**Raw records:**
──────
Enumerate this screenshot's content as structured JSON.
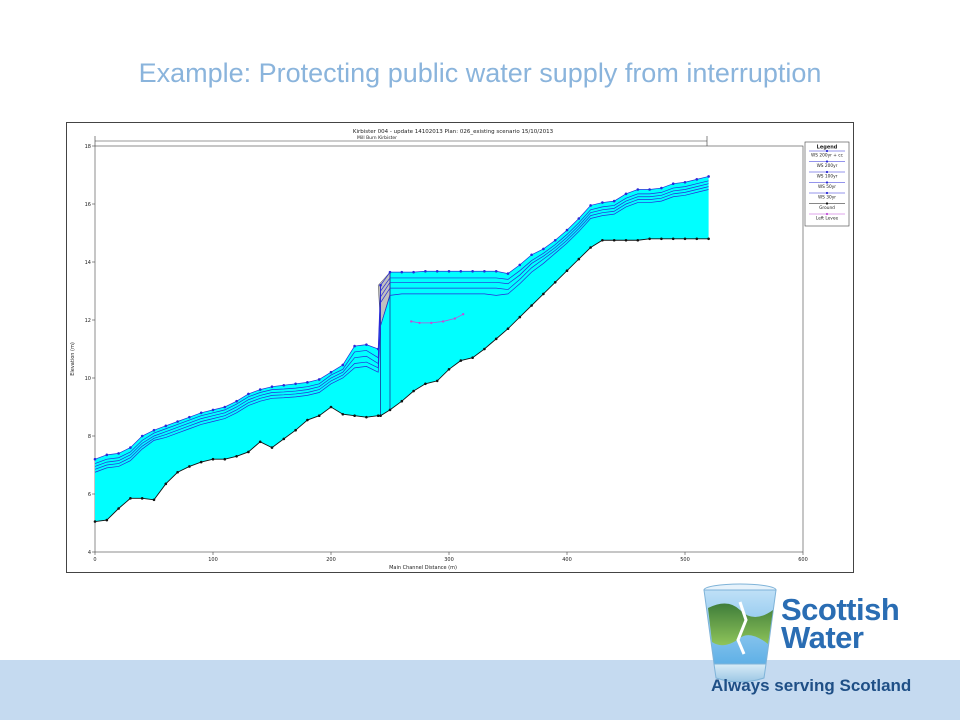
{
  "slide": {
    "title": "Example: Protecting public water supply from interruption"
  },
  "logo": {
    "line1": "Scottish",
    "line2": "Water",
    "tagline": "Always serving Scotland",
    "color": "#2a6db3"
  },
  "chart_data": {
    "type": "area",
    "title": "Kirbister 004 - update 14102013      Plan: 026_existing scenario     15/10/2013",
    "reach_label": "Mill Burn Kirbister",
    "xlabel": "Main Channel Distance (m)",
    "ylabel": "Elevation (m)",
    "xlim": [
      0,
      600
    ],
    "ylim": [
      4,
      18
    ],
    "xticks": [
      "0",
      "100",
      "200",
      "300",
      "400",
      "500",
      "600"
    ],
    "yticks": [
      "4",
      "6",
      "8",
      "10",
      "12",
      "14",
      "16",
      "18"
    ],
    "legend_title": "Legend",
    "fill_color": "#00ffff",
    "colors": {
      "ws": "#2a2ad8",
      "ground": "#111111",
      "levee": "#c04fd8",
      "fill": "#00ffff",
      "structure": "#c0c0c0"
    },
    "legend": [
      {
        "name": "WS 200yr + cc",
        "color": "#2a2ad8"
      },
      {
        "name": "WS 200yr",
        "color": "#2a2ad8"
      },
      {
        "name": "WS 100yr",
        "color": "#2a2ad8"
      },
      {
        "name": "WS 50yr",
        "color": "#2a2ad8"
      },
      {
        "name": "WS 30yr",
        "color": "#2a2ad8"
      },
      {
        "name": "Ground",
        "color": "#111111"
      },
      {
        "name": "Left Levee",
        "color": "#c04fd8"
      }
    ],
    "x": [
      0,
      10,
      20,
      30,
      40,
      50,
      60,
      70,
      80,
      90,
      100,
      110,
      120,
      130,
      140,
      150,
      160,
      170,
      180,
      190,
      200,
      210,
      220,
      230,
      240,
      242,
      250,
      260,
      270,
      280,
      290,
      300,
      310,
      320,
      330,
      340,
      350,
      360,
      370,
      380,
      390,
      400,
      410,
      420,
      430,
      440,
      450,
      460,
      470,
      480,
      490,
      500,
      510,
      520
    ],
    "series": [
      {
        "name": "WS 200yr + cc",
        "values": [
          7.2,
          7.35,
          7.4,
          7.6,
          8.0,
          8.2,
          8.35,
          8.5,
          8.65,
          8.8,
          8.9,
          9.0,
          9.2,
          9.45,
          9.6,
          9.7,
          9.75,
          9.8,
          9.85,
          9.95,
          10.2,
          10.45,
          11.1,
          11.15,
          11.0,
          13.2,
          13.65,
          13.65,
          13.65,
          13.68,
          13.68,
          13.68,
          13.68,
          13.68,
          13.68,
          13.68,
          13.6,
          13.9,
          14.25,
          14.45,
          14.75,
          15.1,
          15.5,
          15.95,
          16.05,
          16.1,
          16.35,
          16.5,
          16.5,
          16.55,
          16.7,
          16.75,
          16.85,
          16.95
        ]
      },
      {
        "name": "WS 200yr",
        "values": [
          7.05,
          7.2,
          7.25,
          7.45,
          7.85,
          8.1,
          8.25,
          8.4,
          8.55,
          8.7,
          8.8,
          8.9,
          9.1,
          9.35,
          9.5,
          9.6,
          9.62,
          9.65,
          9.7,
          9.8,
          10.1,
          10.3,
          10.9,
          10.95,
          10.7,
          13.0,
          13.45,
          13.45,
          13.45,
          13.45,
          13.45,
          13.45,
          13.45,
          13.45,
          13.45,
          13.45,
          13.4,
          13.7,
          14.05,
          14.3,
          14.6,
          14.95,
          15.35,
          15.8,
          15.9,
          15.95,
          16.2,
          16.35,
          16.35,
          16.4,
          16.55,
          16.6,
          16.7,
          16.8
        ]
      },
      {
        "name": "WS 100yr",
        "values": [
          6.95,
          7.1,
          7.15,
          7.35,
          7.75,
          8.0,
          8.15,
          8.3,
          8.45,
          8.6,
          8.7,
          8.8,
          9.0,
          9.25,
          9.4,
          9.5,
          9.52,
          9.55,
          9.6,
          9.7,
          10.0,
          10.2,
          10.7,
          10.75,
          10.5,
          12.8,
          13.3,
          13.3,
          13.3,
          13.3,
          13.3,
          13.3,
          13.3,
          13.3,
          13.3,
          13.3,
          13.25,
          13.55,
          13.95,
          14.2,
          14.5,
          14.85,
          15.25,
          15.7,
          15.8,
          15.85,
          16.1,
          16.25,
          16.25,
          16.3,
          16.45,
          16.5,
          16.6,
          16.7
        ]
      },
      {
        "name": "WS 50yr",
        "values": [
          6.85,
          7.0,
          7.05,
          7.25,
          7.65,
          7.92,
          8.05,
          8.2,
          8.35,
          8.5,
          8.6,
          8.7,
          8.9,
          9.15,
          9.3,
          9.4,
          9.42,
          9.45,
          9.5,
          9.6,
          9.9,
          10.1,
          10.5,
          10.55,
          10.35,
          12.6,
          13.1,
          13.1,
          13.1,
          13.1,
          13.1,
          13.1,
          13.1,
          13.1,
          13.1,
          13.1,
          13.05,
          13.4,
          13.8,
          14.1,
          14.4,
          14.75,
          15.15,
          15.6,
          15.7,
          15.75,
          16.0,
          16.15,
          16.15,
          16.2,
          16.35,
          16.4,
          16.5,
          16.6
        ]
      },
      {
        "name": "WS 30yr",
        "values": [
          6.75,
          6.9,
          6.95,
          7.15,
          7.55,
          7.85,
          7.95,
          8.1,
          8.25,
          8.4,
          8.5,
          8.6,
          8.8,
          9.05,
          9.2,
          9.3,
          9.32,
          9.35,
          9.4,
          9.5,
          9.8,
          10.0,
          10.35,
          10.4,
          10.2,
          11.8,
          12.85,
          12.9,
          12.9,
          12.9,
          12.9,
          12.9,
          12.9,
          12.9,
          12.9,
          12.85,
          12.9,
          13.25,
          13.65,
          13.95,
          14.3,
          14.65,
          15.05,
          15.5,
          15.6,
          15.65,
          15.9,
          16.05,
          16.05,
          16.1,
          16.25,
          16.3,
          16.4,
          16.5
        ]
      },
      {
        "name": "Ground",
        "values": [
          5.05,
          5.1,
          5.5,
          5.85,
          5.85,
          5.8,
          6.35,
          6.75,
          6.95,
          7.1,
          7.2,
          7.2,
          7.3,
          7.45,
          7.8,
          7.6,
          7.9,
          8.2,
          8.55,
          8.7,
          9.0,
          8.75,
          8.7,
          8.65,
          8.7,
          8.7,
          8.9,
          9.2,
          9.55,
          9.8,
          9.9,
          10.3,
          10.6,
          10.7,
          11.0,
          11.35,
          11.7,
          12.1,
          12.5,
          12.9,
          13.3,
          13.7,
          14.1,
          14.5,
          14.75,
          14.75,
          14.75,
          14.75,
          14.8,
          14.8,
          14.8,
          14.8,
          14.8,
          14.8
        ]
      }
    ],
    "left_levee": {
      "x": [
        268,
        275,
        285,
        295,
        305,
        312
      ],
      "values": [
        11.95,
        11.9,
        11.9,
        11.95,
        12.05,
        12.2
      ]
    }
  }
}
──────
**Description of the task:** The records above need to be restated word for word, with the pictures left out.

**Correct response:**
Enumerate this screenshot's content as structured JSON.
{
  "slide": {
    "title": "Example: Protecting public water supply from interruption"
  },
  "logo": {
    "line1": "Scottish",
    "line2": "Water",
    "tagline": "Always serving Scotland",
    "color": "#2a6db3"
  },
  "chart_data": {
    "type": "area",
    "title": "Kirbister 004 - update 14102013      Plan: 026_existing scenario     15/10/2013",
    "reach_label": "Mill Burn Kirbister",
    "xlabel": "Main Channel Distance (m)",
    "ylabel": "Elevation (m)",
    "xlim": [
      0,
      600
    ],
    "ylim": [
      4,
      18
    ],
    "xticks": [
      "0",
      "100",
      "200",
      "300",
      "400",
      "500",
      "600"
    ],
    "yticks": [
      "4",
      "6",
      "8",
      "10",
      "12",
      "14",
      "16",
      "18"
    ],
    "legend_title": "Legend",
    "fill_color": "#00ffff",
    "colors": {
      "ws": "#2a2ad8",
      "ground": "#111111",
      "levee": "#c04fd8",
      "fill": "#00ffff",
      "structure": "#c0c0c0"
    },
    "legend": [
      {
        "name": "WS 200yr + cc",
        "color": "#2a2ad8"
      },
      {
        "name": "WS 200yr",
        "color": "#2a2ad8"
      },
      {
        "name": "WS 100yr",
        "color": "#2a2ad8"
      },
      {
        "name": "WS 50yr",
        "color": "#2a2ad8"
      },
      {
        "name": "WS 30yr",
        "color": "#2a2ad8"
      },
      {
        "name": "Ground",
        "color": "#111111"
      },
      {
        "name": "Left Levee",
        "color": "#c04fd8"
      }
    ],
    "x": [
      0,
      10,
      20,
      30,
      40,
      50,
      60,
      70,
      80,
      90,
      100,
      110,
      120,
      130,
      140,
      150,
      160,
      170,
      180,
      190,
      200,
      210,
      220,
      230,
      240,
      242,
      250,
      260,
      270,
      280,
      290,
      300,
      310,
      320,
      330,
      340,
      350,
      360,
      370,
      380,
      390,
      400,
      410,
      420,
      430,
      440,
      450,
      460,
      470,
      480,
      490,
      500,
      510,
      520
    ],
    "series": [
      {
        "name": "WS 200yr + cc",
        "values": [
          7.2,
          7.35,
          7.4,
          7.6,
          8.0,
          8.2,
          8.35,
          8.5,
          8.65,
          8.8,
          8.9,
          9.0,
          9.2,
          9.45,
          9.6,
          9.7,
          9.75,
          9.8,
          9.85,
          9.95,
          10.2,
          10.45,
          11.1,
          11.15,
          11.0,
          13.2,
          13.65,
          13.65,
          13.65,
          13.68,
          13.68,
          13.68,
          13.68,
          13.68,
          13.68,
          13.68,
          13.6,
          13.9,
          14.25,
          14.45,
          14.75,
          15.1,
          15.5,
          15.95,
          16.05,
          16.1,
          16.35,
          16.5,
          16.5,
          16.55,
          16.7,
          16.75,
          16.85,
          16.95
        ]
      },
      {
        "name": "WS 200yr",
        "values": [
          7.05,
          7.2,
          7.25,
          7.45,
          7.85,
          8.1,
          8.25,
          8.4,
          8.55,
          8.7,
          8.8,
          8.9,
          9.1,
          9.35,
          9.5,
          9.6,
          9.62,
          9.65,
          9.7,
          9.8,
          10.1,
          10.3,
          10.9,
          10.95,
          10.7,
          13.0,
          13.45,
          13.45,
          13.45,
          13.45,
          13.45,
          13.45,
          13.45,
          13.45,
          13.45,
          13.45,
          13.4,
          13.7,
          14.05,
          14.3,
          14.6,
          14.95,
          15.35,
          15.8,
          15.9,
          15.95,
          16.2,
          16.35,
          16.35,
          16.4,
          16.55,
          16.6,
          16.7,
          16.8
        ]
      },
      {
        "name": "WS 100yr",
        "values": [
          6.95,
          7.1,
          7.15,
          7.35,
          7.75,
          8.0,
          8.15,
          8.3,
          8.45,
          8.6,
          8.7,
          8.8,
          9.0,
          9.25,
          9.4,
          9.5,
          9.52,
          9.55,
          9.6,
          9.7,
          10.0,
          10.2,
          10.7,
          10.75,
          10.5,
          12.8,
          13.3,
          13.3,
          13.3,
          13.3,
          13.3,
          13.3,
          13.3,
          13.3,
          13.3,
          13.3,
          13.25,
          13.55,
          13.95,
          14.2,
          14.5,
          14.85,
          15.25,
          15.7,
          15.8,
          15.85,
          16.1,
          16.25,
          16.25,
          16.3,
          16.45,
          16.5,
          16.6,
          16.7
        ]
      },
      {
        "name": "WS 50yr",
        "values": [
          6.85,
          7.0,
          7.05,
          7.25,
          7.65,
          7.92,
          8.05,
          8.2,
          8.35,
          8.5,
          8.6,
          8.7,
          8.9,
          9.15,
          9.3,
          9.4,
          9.42,
          9.45,
          9.5,
          9.6,
          9.9,
          10.1,
          10.5,
          10.55,
          10.35,
          12.6,
          13.1,
          13.1,
          13.1,
          13.1,
          13.1,
          13.1,
          13.1,
          13.1,
          13.1,
          13.1,
          13.05,
          13.4,
          13.8,
          14.1,
          14.4,
          14.75,
          15.15,
          15.6,
          15.7,
          15.75,
          16.0,
          16.15,
          16.15,
          16.2,
          16.35,
          16.4,
          16.5,
          16.6
        ]
      },
      {
        "name": "WS 30yr",
        "values": [
          6.75,
          6.9,
          6.95,
          7.15,
          7.55,
          7.85,
          7.95,
          8.1,
          8.25,
          8.4,
          8.5,
          8.6,
          8.8,
          9.05,
          9.2,
          9.3,
          9.32,
          9.35,
          9.4,
          9.5,
          9.8,
          10.0,
          10.35,
          10.4,
          10.2,
          11.8,
          12.85,
          12.9,
          12.9,
          12.9,
          12.9,
          12.9,
          12.9,
          12.9,
          12.9,
          12.85,
          12.9,
          13.25,
          13.65,
          13.95,
          14.3,
          14.65,
          15.05,
          15.5,
          15.6,
          15.65,
          15.9,
          16.05,
          16.05,
          16.1,
          16.25,
          16.3,
          16.4,
          16.5
        ]
      },
      {
        "name": "Ground",
        "values": [
          5.05,
          5.1,
          5.5,
          5.85,
          5.85,
          5.8,
          6.35,
          6.75,
          6.95,
          7.1,
          7.2,
          7.2,
          7.3,
          7.45,
          7.8,
          7.6,
          7.9,
          8.2,
          8.55,
          8.7,
          9.0,
          8.75,
          8.7,
          8.65,
          8.7,
          8.7,
          8.9,
          9.2,
          9.55,
          9.8,
          9.9,
          10.3,
          10.6,
          10.7,
          11.0,
          11.35,
          11.7,
          12.1,
          12.5,
          12.9,
          13.3,
          13.7,
          14.1,
          14.5,
          14.75,
          14.75,
          14.75,
          14.75,
          14.8,
          14.8,
          14.8,
          14.8,
          14.8,
          14.8
        ]
      }
    ],
    "left_levee": {
      "x": [
        268,
        275,
        285,
        295,
        305,
        312
      ],
      "values": [
        11.95,
        11.9,
        11.9,
        11.95,
        12.05,
        12.2
      ]
    }
  }
}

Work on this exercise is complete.